[Stored data entries]
────────────────

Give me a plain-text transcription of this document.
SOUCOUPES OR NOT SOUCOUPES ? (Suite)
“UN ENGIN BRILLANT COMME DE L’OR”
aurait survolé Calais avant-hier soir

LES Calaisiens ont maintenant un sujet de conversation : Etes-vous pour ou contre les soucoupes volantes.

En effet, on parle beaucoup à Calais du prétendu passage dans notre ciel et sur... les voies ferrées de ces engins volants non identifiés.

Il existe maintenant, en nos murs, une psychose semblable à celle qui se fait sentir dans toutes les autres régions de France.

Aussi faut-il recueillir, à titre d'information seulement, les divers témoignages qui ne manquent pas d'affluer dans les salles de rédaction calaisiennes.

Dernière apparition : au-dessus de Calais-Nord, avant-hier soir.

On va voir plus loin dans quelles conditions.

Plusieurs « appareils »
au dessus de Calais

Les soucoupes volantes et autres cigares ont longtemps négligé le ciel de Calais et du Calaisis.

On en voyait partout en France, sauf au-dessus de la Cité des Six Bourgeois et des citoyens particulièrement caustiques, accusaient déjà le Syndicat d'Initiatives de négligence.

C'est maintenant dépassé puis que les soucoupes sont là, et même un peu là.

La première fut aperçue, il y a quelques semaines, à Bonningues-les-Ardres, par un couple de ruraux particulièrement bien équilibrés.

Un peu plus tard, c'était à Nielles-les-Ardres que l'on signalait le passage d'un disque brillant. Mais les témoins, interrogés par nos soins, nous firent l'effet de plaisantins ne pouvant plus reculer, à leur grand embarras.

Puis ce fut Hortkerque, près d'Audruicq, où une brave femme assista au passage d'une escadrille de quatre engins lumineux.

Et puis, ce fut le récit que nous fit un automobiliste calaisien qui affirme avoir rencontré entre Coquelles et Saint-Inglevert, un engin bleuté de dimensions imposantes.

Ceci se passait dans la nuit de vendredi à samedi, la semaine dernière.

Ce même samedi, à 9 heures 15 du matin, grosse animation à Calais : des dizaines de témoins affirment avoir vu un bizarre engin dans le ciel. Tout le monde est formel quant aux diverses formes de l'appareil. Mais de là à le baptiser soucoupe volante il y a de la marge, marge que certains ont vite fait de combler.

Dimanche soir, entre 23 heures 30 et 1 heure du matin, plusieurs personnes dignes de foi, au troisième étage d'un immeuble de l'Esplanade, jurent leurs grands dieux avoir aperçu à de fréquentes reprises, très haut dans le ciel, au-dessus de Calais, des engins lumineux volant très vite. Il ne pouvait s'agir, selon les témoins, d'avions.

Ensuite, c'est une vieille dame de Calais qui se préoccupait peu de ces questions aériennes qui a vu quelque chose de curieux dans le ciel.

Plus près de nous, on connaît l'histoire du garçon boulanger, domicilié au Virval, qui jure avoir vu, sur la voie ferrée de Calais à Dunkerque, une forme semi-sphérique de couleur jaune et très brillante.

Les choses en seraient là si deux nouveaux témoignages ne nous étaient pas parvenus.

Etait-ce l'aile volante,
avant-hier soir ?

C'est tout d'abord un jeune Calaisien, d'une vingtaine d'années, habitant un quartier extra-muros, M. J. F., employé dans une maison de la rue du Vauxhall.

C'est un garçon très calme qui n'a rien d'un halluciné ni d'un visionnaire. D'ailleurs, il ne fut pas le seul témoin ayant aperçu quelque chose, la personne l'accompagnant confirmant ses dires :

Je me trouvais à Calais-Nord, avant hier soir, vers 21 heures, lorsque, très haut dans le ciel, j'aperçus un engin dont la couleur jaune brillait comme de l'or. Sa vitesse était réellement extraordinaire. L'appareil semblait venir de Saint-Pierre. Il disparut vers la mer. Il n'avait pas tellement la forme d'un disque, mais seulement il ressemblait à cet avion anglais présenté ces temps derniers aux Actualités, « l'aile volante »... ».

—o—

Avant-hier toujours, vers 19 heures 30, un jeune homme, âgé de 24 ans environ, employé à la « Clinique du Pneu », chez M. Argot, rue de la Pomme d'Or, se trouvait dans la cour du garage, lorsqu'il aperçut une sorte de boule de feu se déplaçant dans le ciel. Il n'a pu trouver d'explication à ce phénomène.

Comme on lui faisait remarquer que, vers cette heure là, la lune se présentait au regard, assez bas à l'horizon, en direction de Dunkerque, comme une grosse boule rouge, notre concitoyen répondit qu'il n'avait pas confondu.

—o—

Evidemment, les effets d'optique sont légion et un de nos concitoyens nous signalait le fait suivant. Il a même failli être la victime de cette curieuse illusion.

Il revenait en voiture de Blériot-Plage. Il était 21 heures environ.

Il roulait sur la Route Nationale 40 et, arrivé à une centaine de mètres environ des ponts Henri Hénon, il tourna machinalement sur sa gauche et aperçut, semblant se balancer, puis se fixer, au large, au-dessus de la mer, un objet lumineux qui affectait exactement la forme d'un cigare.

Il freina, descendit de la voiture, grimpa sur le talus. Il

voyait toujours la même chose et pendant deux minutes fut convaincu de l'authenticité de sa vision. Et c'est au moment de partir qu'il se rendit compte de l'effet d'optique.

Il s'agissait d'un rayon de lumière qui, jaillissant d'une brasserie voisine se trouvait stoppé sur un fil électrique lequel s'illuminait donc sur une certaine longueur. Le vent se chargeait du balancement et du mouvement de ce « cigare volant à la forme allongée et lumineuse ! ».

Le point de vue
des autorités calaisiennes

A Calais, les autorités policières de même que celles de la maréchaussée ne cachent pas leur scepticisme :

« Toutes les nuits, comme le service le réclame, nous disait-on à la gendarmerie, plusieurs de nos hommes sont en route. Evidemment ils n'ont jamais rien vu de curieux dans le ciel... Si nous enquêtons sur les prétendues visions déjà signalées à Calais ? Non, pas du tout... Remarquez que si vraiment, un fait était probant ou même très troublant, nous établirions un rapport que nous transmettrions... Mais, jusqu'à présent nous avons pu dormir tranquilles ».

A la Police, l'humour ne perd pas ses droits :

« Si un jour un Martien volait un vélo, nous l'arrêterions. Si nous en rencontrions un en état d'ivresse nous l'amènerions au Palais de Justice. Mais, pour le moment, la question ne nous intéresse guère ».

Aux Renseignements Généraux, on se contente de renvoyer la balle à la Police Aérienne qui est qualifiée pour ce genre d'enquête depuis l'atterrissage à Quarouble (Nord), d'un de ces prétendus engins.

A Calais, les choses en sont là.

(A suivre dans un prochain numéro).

────────────────

■ **Task brief**
All lines of the data above that include the word "était" must be shown.

■ **Answer to the exercise**
Un peu plus tard, c'était à Nielles-les-Ardres que l'on signalait le passage d'un disque brillant. Mais les témoins, interrogés par nos soins, nous firent l'effet de plaisantins ne pouvant plus reculer, à leur grand embarras.
Je me trouvais à Calais-Nord, avant hier soir, vers 21 heures, lorsque, très haut dans le ciel, j'aperçus un engin dont la couleur jaune brillait comme de l'or. Sa vitesse était réellement extraordinaire. L'appareil semblait venir de Saint-Pierre. Il disparut vers la mer. Il n'avait pas tellement la forme d'un disque, mais seulement il ressemblait à cet avion anglais présenté ces temps derniers aux Actualités, « l'aile volante »... ».
Il revenait en voiture de Blériot-Plage. Il était 21 heures environ.
« Toutes les nuits, comme le service le réclame, nous disait-on à la gendarmerie, plusieurs de nos hommes sont en route. Evidemment ils n'ont jamais rien vu de curieux dans le ciel... Si nous enquêtons sur les prétendues visions déjà signalées à Calais ? Non, pas du tout... Remarquez que si vraiment, un fait était probant ou même très troublant, nous établirions un rapport que nous transmettrions... Mais, jusqu'à présent nous avons pu dormir tranquilles ».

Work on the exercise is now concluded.